## BEGIN Recorded information

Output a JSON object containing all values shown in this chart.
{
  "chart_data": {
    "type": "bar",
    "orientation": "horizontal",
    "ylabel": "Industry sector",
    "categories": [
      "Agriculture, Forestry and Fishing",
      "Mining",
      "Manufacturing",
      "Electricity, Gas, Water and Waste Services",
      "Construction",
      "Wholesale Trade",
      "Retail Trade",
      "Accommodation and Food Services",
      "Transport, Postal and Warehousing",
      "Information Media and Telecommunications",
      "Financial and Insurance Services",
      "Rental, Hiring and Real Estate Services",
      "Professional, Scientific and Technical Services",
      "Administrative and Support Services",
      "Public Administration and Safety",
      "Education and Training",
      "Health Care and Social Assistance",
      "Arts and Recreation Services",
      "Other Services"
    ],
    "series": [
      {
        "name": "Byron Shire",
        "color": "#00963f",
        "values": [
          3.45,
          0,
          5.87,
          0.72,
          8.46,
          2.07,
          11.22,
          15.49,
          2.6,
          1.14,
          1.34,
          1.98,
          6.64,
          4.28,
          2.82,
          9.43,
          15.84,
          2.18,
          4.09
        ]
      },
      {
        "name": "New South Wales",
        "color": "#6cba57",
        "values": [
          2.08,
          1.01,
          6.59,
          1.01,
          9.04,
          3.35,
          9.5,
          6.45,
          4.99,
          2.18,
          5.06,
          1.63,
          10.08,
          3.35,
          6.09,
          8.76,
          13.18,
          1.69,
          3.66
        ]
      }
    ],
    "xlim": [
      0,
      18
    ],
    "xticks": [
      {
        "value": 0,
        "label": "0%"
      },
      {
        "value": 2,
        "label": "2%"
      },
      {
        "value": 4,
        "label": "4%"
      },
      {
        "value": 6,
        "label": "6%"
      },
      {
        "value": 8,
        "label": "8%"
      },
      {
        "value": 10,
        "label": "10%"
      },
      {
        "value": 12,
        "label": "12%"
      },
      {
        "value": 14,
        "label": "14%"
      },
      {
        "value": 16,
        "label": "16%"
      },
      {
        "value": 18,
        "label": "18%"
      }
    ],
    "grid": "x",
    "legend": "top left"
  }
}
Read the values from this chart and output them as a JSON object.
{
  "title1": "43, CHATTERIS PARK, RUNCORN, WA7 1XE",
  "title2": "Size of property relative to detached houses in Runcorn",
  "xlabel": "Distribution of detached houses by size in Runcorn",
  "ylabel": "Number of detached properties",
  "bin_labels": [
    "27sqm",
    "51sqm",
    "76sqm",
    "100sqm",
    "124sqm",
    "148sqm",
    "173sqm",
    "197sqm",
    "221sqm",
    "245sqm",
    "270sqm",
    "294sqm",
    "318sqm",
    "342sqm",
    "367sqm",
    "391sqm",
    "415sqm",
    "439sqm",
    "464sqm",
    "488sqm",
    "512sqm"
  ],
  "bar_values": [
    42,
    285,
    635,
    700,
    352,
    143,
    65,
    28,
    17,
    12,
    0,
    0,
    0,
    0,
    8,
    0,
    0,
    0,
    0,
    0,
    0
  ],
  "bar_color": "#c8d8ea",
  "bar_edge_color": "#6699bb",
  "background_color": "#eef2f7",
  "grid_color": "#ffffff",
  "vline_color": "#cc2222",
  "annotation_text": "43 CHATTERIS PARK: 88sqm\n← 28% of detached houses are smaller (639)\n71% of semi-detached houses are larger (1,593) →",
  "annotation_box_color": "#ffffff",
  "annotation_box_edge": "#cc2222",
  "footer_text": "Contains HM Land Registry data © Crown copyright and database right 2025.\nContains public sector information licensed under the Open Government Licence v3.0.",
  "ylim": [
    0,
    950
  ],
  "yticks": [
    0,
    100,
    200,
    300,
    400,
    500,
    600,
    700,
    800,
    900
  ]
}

## END Recorded information

Goal → Select every line above that contains the word "CHATTERIS", and copy it.

Final result →
  "title1": "43, CHATTERIS PARK, RUNCORN, WA7 1XE",
  "annotation_text": "43 CHATTERIS PARK: 88sqm\n← 28% of detached houses are smaller (639)\n71% of semi-detached houses are larger (1,593) →",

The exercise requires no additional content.